Stored items from a collection:
-------------------------

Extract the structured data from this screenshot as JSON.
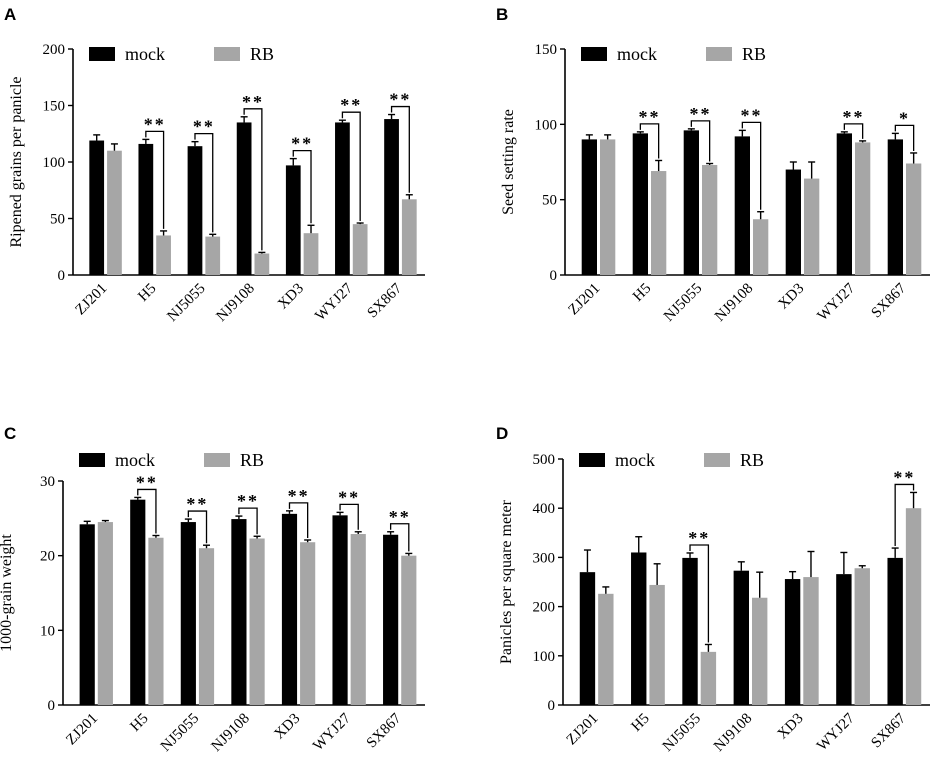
{
  "legend": {
    "series": [
      {
        "name": "mock",
        "color": "#000000"
      },
      {
        "name": "RB",
        "color": "#a6a6a6"
      }
    ]
  },
  "chart_data": [
    {
      "panel": "A",
      "type": "bar",
      "ylabel": "Ripened grains per panicle",
      "ylim": [
        0,
        200
      ],
      "yticks": [
        0,
        50,
        100,
        150,
        200
      ],
      "categories": [
        "ZJ201",
        "H5",
        "NJ5055",
        "NJ9108",
        "XD3",
        "WYJ27",
        "SX867"
      ],
      "series": [
        {
          "name": "mock",
          "values": [
            119,
            116,
            114,
            135,
            97,
            135,
            138
          ],
          "errors": [
            5,
            4,
            4,
            5,
            6,
            2,
            4
          ]
        },
        {
          "name": "RB",
          "values": [
            110,
            35,
            34,
            19,
            37,
            45,
            67
          ],
          "errors": [
            6,
            4,
            2,
            1,
            7,
            1,
            4
          ]
        }
      ],
      "significance": [
        "",
        "**",
        "**",
        "**",
        "**",
        "**",
        "**"
      ]
    },
    {
      "panel": "B",
      "type": "bar",
      "ylabel": "Seed setting rate",
      "ylim": [
        0,
        150
      ],
      "yticks": [
        0,
        50,
        100,
        150
      ],
      "categories": [
        "ZJ201",
        "H5",
        "NJ5055",
        "NJ9108",
        "XD3",
        "WYJ27",
        "SX867"
      ],
      "series": [
        {
          "name": "mock",
          "values": [
            90,
            94,
            96,
            92,
            70,
            94,
            90
          ],
          "errors": [
            3,
            1,
            1,
            4,
            5,
            1,
            4
          ]
        },
        {
          "name": "RB",
          "values": [
            90,
            69,
            73,
            37,
            64,
            88,
            74
          ],
          "errors": [
            3,
            7,
            1,
            5,
            11,
            1,
            7
          ]
        }
      ],
      "significance": [
        "",
        "**",
        "**",
        "**",
        "",
        "**",
        "*"
      ]
    },
    {
      "panel": "C",
      "type": "bar",
      "ylabel": "1000-grain weight",
      "ylim": [
        0,
        30
      ],
      "yticks": [
        0,
        10,
        20,
        30
      ],
      "categories": [
        "ZJ201",
        "H5",
        "NJ5055",
        "NJ9108",
        "XD3",
        "WYJ27",
        "SX867"
      ],
      "series": [
        {
          "name": "mock",
          "values": [
            24.2,
            27.5,
            24.5,
            24.9,
            25.6,
            25.4,
            22.8
          ],
          "errors": [
            0.4,
            0.3,
            0.4,
            0.4,
            0.4,
            0.4,
            0.4
          ]
        },
        {
          "name": "RB",
          "values": [
            24.5,
            22.4,
            21.0,
            22.3,
            21.8,
            22.9,
            20.0
          ],
          "errors": [
            0.2,
            0.3,
            0.4,
            0.3,
            0.3,
            0.3,
            0.3
          ]
        }
      ],
      "significance": [
        "",
        "**",
        "**",
        "**",
        "**",
        "**",
        "**"
      ]
    },
    {
      "panel": "D",
      "type": "bar",
      "ylabel": "Panicles per square meter",
      "ylim": [
        0,
        500
      ],
      "yticks": [
        0,
        100,
        200,
        300,
        400,
        500
      ],
      "categories": [
        "ZJ201",
        "H5",
        "NJ5055",
        "NJ9108",
        "XD3",
        "WYJ27",
        "SX867"
      ],
      "series": [
        {
          "name": "mock",
          "values": [
            270,
            310,
            299,
            273,
            256,
            266,
            299
          ],
          "errors": [
            45,
            32,
            10,
            18,
            15,
            44,
            20
          ]
        },
        {
          "name": "RB",
          "values": [
            226,
            244,
            108,
            218,
            260,
            278,
            400
          ],
          "errors": [
            14,
            43,
            15,
            52,
            52,
            5,
            32
          ]
        }
      ],
      "significance": [
        "",
        "",
        "**",
        "",
        "",
        "",
        "**"
      ]
    }
  ]
}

-------------------------

SET TASK:
Pictures stay out of the copy; please restate every record above exactly.

EXERCISE RESULT:
Extract the structured data from this screenshot as JSON.
{
  "legend": {
    "series": [
      {
        "name": "mock",
        "color": "#000000"
      },
      {
        "name": "RB",
        "color": "#a6a6a6"
      }
    ]
  },
  "chart_data": [
    {
      "panel": "A",
      "type": "bar",
      "ylabel": "Ripened grains per panicle",
      "ylim": [
        0,
        200
      ],
      "yticks": [
        0,
        50,
        100,
        150,
        200
      ],
      "categories": [
        "ZJ201",
        "H5",
        "NJ5055",
        "NJ9108",
        "XD3",
        "WYJ27",
        "SX867"
      ],
      "series": [
        {
          "name": "mock",
          "values": [
            119,
            116,
            114,
            135,
            97,
            135,
            138
          ],
          "errors": [
            5,
            4,
            4,
            5,
            6,
            2,
            4
          ]
        },
        {
          "name": "RB",
          "values": [
            110,
            35,
            34,
            19,
            37,
            45,
            67
          ],
          "errors": [
            6,
            4,
            2,
            1,
            7,
            1,
            4
          ]
        }
      ],
      "significance": [
        "",
        "**",
        "**",
        "**",
        "**",
        "**",
        "**"
      ]
    },
    {
      "panel": "B",
      "type": "bar",
      "ylabel": "Seed setting rate",
      "ylim": [
        0,
        150
      ],
      "yticks": [
        0,
        50,
        100,
        150
      ],
      "categories": [
        "ZJ201",
        "H5",
        "NJ5055",
        "NJ9108",
        "XD3",
        "WYJ27",
        "SX867"
      ],
      "series": [
        {
          "name": "mock",
          "values": [
            90,
            94,
            96,
            92,
            70,
            94,
            90
          ],
          "errors": [
            3,
            1,
            1,
            4,
            5,
            1,
            4
          ]
        },
        {
          "name": "RB",
          "values": [
            90,
            69,
            73,
            37,
            64,
            88,
            74
          ],
          "errors": [
            3,
            7,
            1,
            5,
            11,
            1,
            7
          ]
        }
      ],
      "significance": [
        "",
        "**",
        "**",
        "**",
        "",
        "**",
        "*"
      ]
    },
    {
      "panel": "C",
      "type": "bar",
      "ylabel": "1000-grain weight",
      "ylim": [
        0,
        30
      ],
      "yticks": [
        0,
        10,
        20,
        30
      ],
      "categories": [
        "ZJ201",
        "H5",
        "NJ5055",
        "NJ9108",
        "XD3",
        "WYJ27",
        "SX867"
      ],
      "series": [
        {
          "name": "mock",
          "values": [
            24.2,
            27.5,
            24.5,
            24.9,
            25.6,
            25.4,
            22.8
          ],
          "errors": [
            0.4,
            0.3,
            0.4,
            0.4,
            0.4,
            0.4,
            0.4
          ]
        },
        {
          "name": "RB",
          "values": [
            24.5,
            22.4,
            21.0,
            22.3,
            21.8,
            22.9,
            20.0
          ],
          "errors": [
            0.2,
            0.3,
            0.4,
            0.3,
            0.3,
            0.3,
            0.3
          ]
        }
      ],
      "significance": [
        "",
        "**",
        "**",
        "**",
        "**",
        "**",
        "**"
      ]
    },
    {
      "panel": "D",
      "type": "bar",
      "ylabel": "Panicles per square meter",
      "ylim": [
        0,
        500
      ],
      "yticks": [
        0,
        100,
        200,
        300,
        400,
        500
      ],
      "categories": [
        "ZJ201",
        "H5",
        "NJ5055",
        "NJ9108",
        "XD3",
        "WYJ27",
        "SX867"
      ],
      "series": [
        {
          "name": "mock",
          "values": [
            270,
            310,
            299,
            273,
            256,
            266,
            299
          ],
          "errors": [
            45,
            32,
            10,
            18,
            15,
            44,
            20
          ]
        },
        {
          "name": "RB",
          "values": [
            226,
            244,
            108,
            218,
            260,
            278,
            400
          ],
          "errors": [
            14,
            43,
            15,
            52,
            52,
            5,
            32
          ]
        }
      ],
      "significance": [
        "",
        "",
        "**",
        "",
        "",
        "",
        "**"
      ]
    }
  ]
}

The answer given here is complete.